▶ WHAT THE TASK REQUIRES:
Reproduce the lines from the line with "list each element" to the line with "- y-tick-label: 1,500.0: [8, 221, 73, 241]", swapping "value-label" for "data-label" and leaving everything else unchanged. Omit the pictures.

▶ TASK MATERIAL:
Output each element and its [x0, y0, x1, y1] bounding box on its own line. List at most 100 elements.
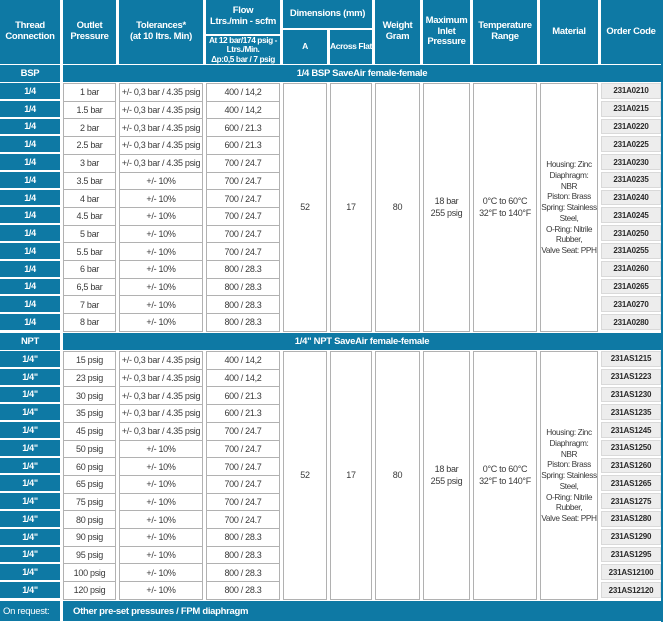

--

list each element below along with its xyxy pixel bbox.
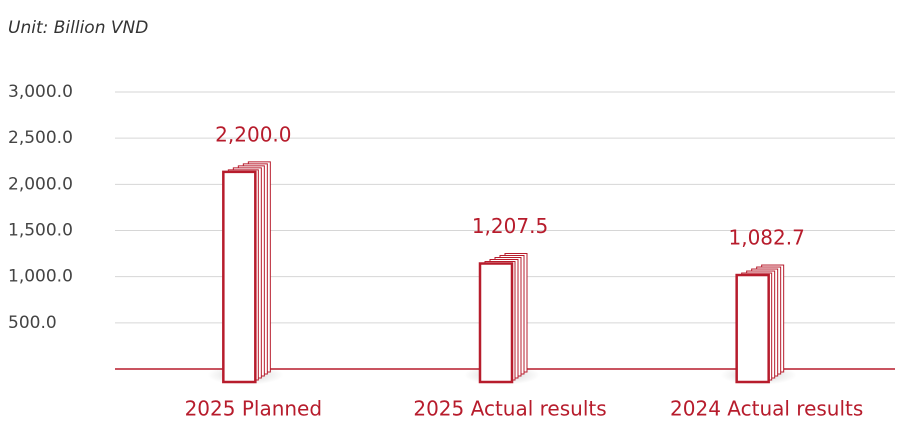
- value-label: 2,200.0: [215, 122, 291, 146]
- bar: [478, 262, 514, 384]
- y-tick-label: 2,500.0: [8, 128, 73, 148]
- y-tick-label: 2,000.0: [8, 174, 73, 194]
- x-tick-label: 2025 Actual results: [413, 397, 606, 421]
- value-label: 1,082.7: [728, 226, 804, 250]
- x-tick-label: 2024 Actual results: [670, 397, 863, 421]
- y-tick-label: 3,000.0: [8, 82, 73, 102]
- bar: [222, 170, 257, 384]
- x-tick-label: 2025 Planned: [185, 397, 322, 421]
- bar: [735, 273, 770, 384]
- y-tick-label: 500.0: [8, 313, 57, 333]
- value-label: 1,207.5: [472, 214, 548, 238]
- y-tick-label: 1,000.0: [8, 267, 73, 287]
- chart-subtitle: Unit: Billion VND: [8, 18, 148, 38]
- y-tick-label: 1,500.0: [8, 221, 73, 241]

...

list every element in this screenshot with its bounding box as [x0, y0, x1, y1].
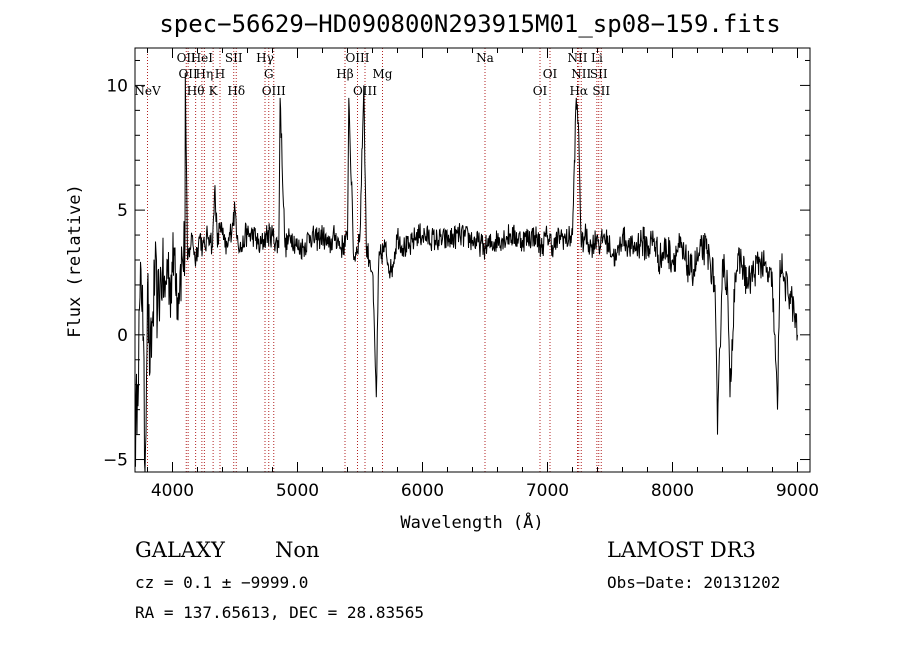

▶ WORKED ANSWER:
list each element below along with its xyxy pixel bbox.
- data-label: 2,200.0: [215, 122, 291, 146]
- bar: [478, 262, 514, 384]
- y-tick-label: 2,500.0: [8, 128, 73, 148]
- y-tick-label: 2,000.0: [8, 174, 73, 194]
- x-tick-label: 2025 Actual results: [413, 397, 606, 421]
- data-label: 1,082.7: [728, 226, 804, 250]
- x-tick-label: 2024 Actual results: [670, 397, 863, 421]
- y-tick-label: 3,000.0: [8, 82, 73, 102]
- bar: [222, 170, 257, 384]
- x-tick-label: 2025 Planned: [185, 397, 322, 421]
- bar: [735, 273, 770, 384]
- y-tick-label: 500.0: [8, 313, 57, 333]
- data-label: 1,207.5: [472, 214, 548, 238]
- y-tick-label: 1,000.0: [8, 267, 73, 287]
- chart-subtitle: Unit: Billion VND: [8, 18, 148, 38]
- y-tick-label: 1,500.0: [8, 221, 73, 241]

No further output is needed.